--- start Passage ---

# bad charcoal taste?



## mnola917 (Mar 22, 2009)

I just did my first batch of st. louis ribs today and they were cooked and seasoned perfectly.  I also did a whole chicken, also cooked perfectly.  My problem is that It has a bad charcoal taste to it.  I use charcoal briquettes and it just makes the food taste funny.  How do I get rid of this flavor?


----------



## petesque (Mar 22, 2009)

Use lump would be my first answer. That is probably not your problem though. I hope you didn't use lighter fluid to start your fire? Was the charcoal well lit when you added the food? Did you fire go out or nearly so? Did it produce alot of ash? What brand of charcoal did you use?

pete


----------



## mnola917 (Mar 22, 2009)

I use kingsford briquettes, never use lighter fluid, and it was well lit before I added the food, but I had to add some throughout the smoke, but thats a normal to do.


----------



## rickw (Mar 22, 2009)

Is the Kingsford your normal fuel?


----------



## petesque (Mar 22, 2009)

I have seen on this forum people talking about Kingsford and a bad taste. I haven't used it in years so I don't know. Try another brand of charcoal. It may be a trial error thing till you find the problem.

Pete


----------



## jminion (Mar 22, 2009)

Not enough information to really answer the question. What did you use for smoke and how much? What are cooking on? Was the exhaust fully open?


----------



## ddave (Mar 22, 2009)

I agree with Jim.  More information would help.  But . . .

I had a similar situation when I first started using my UDS.

I have found that the blue bag Kingsford available in my area has a "petroleum" smell to it while it is lighting off.  If you are adding unlit blue bag K to the lit, that may be part of the problem.  

As was suggested, find a good lump charcoal if you can.  If you can't, try the Kingsford Competition Briquettes.  They don't have the bad smell.  But beware, they burn HOT so you will need less.

Dave


----------



## crewcab4x4 (Mar 22, 2009)

Try some royal oak lump charcoal. It seems to be the over all favorite here at smf.

Jason


----------



## azrocker (Mar 22, 2009)

I like to start with a layer of briquette but I then use lump with wood mixed in as a sort of Minion method. I make a cone so the briquette lights off and burns down first. But then I have an offset so it might be different for me.


----------

--- end Passage ---

* Jobs:
1) In the charcoal-taste thread, which brand of lump charcoal does one reply call the overall favorite on the forum?
2) From the charcoal-taste thread, return the stretch from "## jminion (Mar" through "using my UDS.", copied word for word.

--- start Extracted entries ---

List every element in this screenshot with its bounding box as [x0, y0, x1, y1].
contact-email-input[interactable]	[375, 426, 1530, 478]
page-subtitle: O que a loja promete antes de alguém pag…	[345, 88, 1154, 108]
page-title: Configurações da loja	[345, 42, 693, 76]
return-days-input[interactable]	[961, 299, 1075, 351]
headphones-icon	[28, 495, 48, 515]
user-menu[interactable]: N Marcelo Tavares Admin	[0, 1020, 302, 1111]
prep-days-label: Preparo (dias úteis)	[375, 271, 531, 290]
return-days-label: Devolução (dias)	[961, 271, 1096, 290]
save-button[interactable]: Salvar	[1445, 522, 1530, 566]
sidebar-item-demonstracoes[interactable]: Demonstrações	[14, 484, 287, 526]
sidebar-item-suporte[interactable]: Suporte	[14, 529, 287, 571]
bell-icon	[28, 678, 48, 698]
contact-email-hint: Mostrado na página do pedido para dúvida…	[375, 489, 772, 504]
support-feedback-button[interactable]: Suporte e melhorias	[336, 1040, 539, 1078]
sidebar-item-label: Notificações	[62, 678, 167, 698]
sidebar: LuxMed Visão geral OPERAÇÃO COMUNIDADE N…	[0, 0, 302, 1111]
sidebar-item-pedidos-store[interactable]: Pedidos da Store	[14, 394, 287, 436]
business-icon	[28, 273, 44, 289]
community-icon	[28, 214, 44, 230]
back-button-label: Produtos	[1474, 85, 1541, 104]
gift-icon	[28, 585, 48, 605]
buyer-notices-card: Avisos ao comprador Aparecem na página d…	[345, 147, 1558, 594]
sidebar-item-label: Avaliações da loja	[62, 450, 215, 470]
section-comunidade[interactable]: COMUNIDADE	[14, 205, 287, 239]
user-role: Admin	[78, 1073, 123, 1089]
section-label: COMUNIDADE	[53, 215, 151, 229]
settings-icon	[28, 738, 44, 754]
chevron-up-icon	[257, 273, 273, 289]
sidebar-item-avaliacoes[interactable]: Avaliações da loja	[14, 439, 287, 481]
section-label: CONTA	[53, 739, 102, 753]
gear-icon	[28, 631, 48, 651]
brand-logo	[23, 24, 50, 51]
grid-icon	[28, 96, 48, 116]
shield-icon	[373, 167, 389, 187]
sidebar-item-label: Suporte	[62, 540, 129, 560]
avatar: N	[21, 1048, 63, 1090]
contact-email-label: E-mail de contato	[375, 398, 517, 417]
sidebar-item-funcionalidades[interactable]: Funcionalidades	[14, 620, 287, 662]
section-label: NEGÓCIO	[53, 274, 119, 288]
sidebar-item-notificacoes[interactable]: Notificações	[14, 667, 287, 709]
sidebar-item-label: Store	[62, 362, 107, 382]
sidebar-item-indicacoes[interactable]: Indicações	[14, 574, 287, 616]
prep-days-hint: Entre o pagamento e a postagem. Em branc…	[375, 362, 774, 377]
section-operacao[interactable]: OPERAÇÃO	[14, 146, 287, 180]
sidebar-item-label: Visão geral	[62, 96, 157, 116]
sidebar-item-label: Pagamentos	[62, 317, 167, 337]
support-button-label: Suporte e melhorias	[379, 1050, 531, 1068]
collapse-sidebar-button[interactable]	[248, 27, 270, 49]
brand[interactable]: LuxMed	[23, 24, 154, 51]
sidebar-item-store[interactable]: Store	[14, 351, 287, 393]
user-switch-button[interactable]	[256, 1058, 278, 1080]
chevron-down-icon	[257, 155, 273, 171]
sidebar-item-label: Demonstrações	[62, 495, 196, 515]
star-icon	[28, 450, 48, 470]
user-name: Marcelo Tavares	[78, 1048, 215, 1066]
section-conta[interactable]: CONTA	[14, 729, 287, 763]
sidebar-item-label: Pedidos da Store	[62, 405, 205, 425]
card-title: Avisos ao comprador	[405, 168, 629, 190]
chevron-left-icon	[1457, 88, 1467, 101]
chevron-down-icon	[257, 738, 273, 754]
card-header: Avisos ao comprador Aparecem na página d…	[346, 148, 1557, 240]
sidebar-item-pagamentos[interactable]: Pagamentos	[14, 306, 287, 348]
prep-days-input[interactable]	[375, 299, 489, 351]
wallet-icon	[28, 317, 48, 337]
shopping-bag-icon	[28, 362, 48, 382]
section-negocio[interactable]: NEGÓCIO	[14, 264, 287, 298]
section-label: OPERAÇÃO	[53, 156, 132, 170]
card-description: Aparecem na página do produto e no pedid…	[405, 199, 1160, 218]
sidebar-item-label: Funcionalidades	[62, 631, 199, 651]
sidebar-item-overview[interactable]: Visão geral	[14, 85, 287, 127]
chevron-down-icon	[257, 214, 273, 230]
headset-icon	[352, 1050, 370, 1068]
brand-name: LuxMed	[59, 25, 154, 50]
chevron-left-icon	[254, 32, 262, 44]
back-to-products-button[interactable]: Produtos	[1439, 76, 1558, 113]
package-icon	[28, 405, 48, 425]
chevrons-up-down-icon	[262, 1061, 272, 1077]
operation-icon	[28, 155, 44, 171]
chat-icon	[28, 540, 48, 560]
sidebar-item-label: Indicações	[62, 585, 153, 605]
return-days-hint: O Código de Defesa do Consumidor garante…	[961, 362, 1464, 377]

--- end Extracted entries ---
--- start Extracted entries ---

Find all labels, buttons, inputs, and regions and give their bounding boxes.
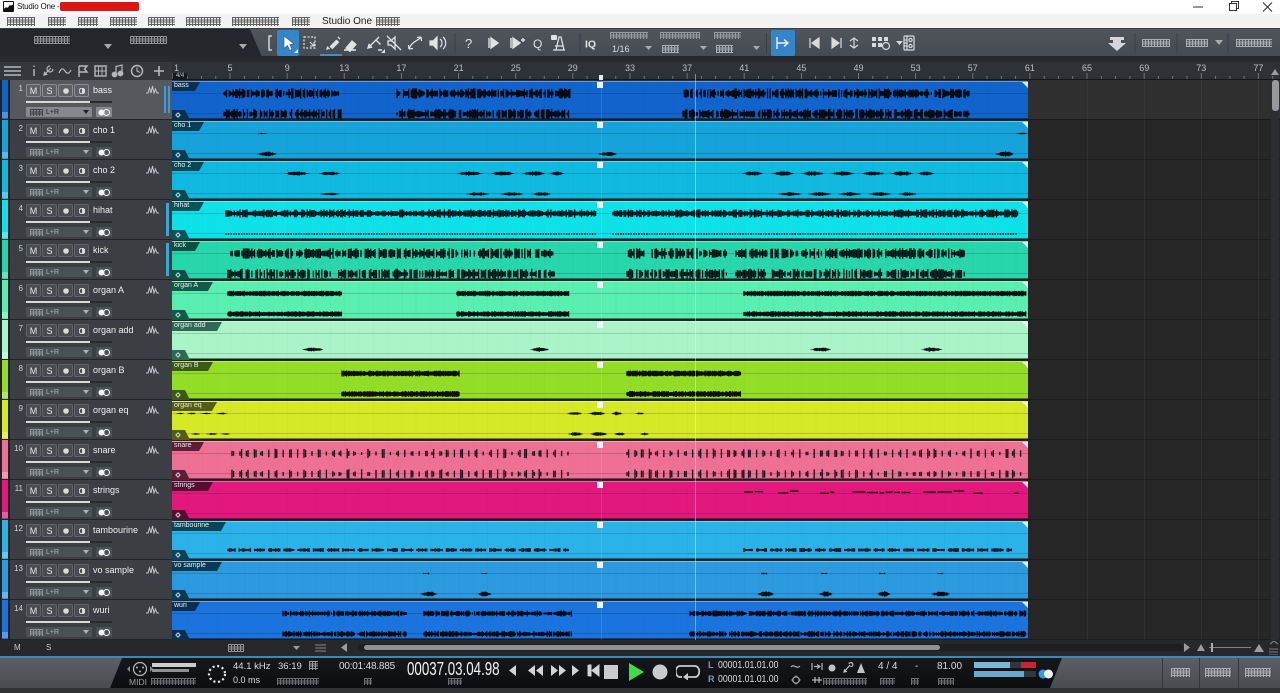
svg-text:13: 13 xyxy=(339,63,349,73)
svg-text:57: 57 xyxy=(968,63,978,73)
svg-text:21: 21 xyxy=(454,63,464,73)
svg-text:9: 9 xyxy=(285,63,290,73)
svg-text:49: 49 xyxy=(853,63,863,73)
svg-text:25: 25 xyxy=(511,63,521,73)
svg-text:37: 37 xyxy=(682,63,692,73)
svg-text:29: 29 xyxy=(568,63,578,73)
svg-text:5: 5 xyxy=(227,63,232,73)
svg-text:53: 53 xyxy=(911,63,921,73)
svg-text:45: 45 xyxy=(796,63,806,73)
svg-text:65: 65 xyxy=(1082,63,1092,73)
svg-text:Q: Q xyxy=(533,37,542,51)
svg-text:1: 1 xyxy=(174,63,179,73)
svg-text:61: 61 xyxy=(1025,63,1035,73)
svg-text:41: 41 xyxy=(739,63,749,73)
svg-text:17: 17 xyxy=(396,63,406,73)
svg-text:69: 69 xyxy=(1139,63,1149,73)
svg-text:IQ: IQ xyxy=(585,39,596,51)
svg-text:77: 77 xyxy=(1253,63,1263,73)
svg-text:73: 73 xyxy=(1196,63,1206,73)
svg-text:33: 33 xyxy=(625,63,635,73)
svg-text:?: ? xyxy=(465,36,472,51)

--- end Extracted entries ---

* Task results:
1) Royal Oak lump charcoal

2)
## jminion (Mar 22, 2009)

Not enough information to really answer the question. What did you use for smoke and how much? What are cooking on? Was the exhaust fully open?


----------



## ddave (Mar 22, 2009)

I agree with Jim.  More information would help.  But . . .

I had a similar situation when I first started using my UDS.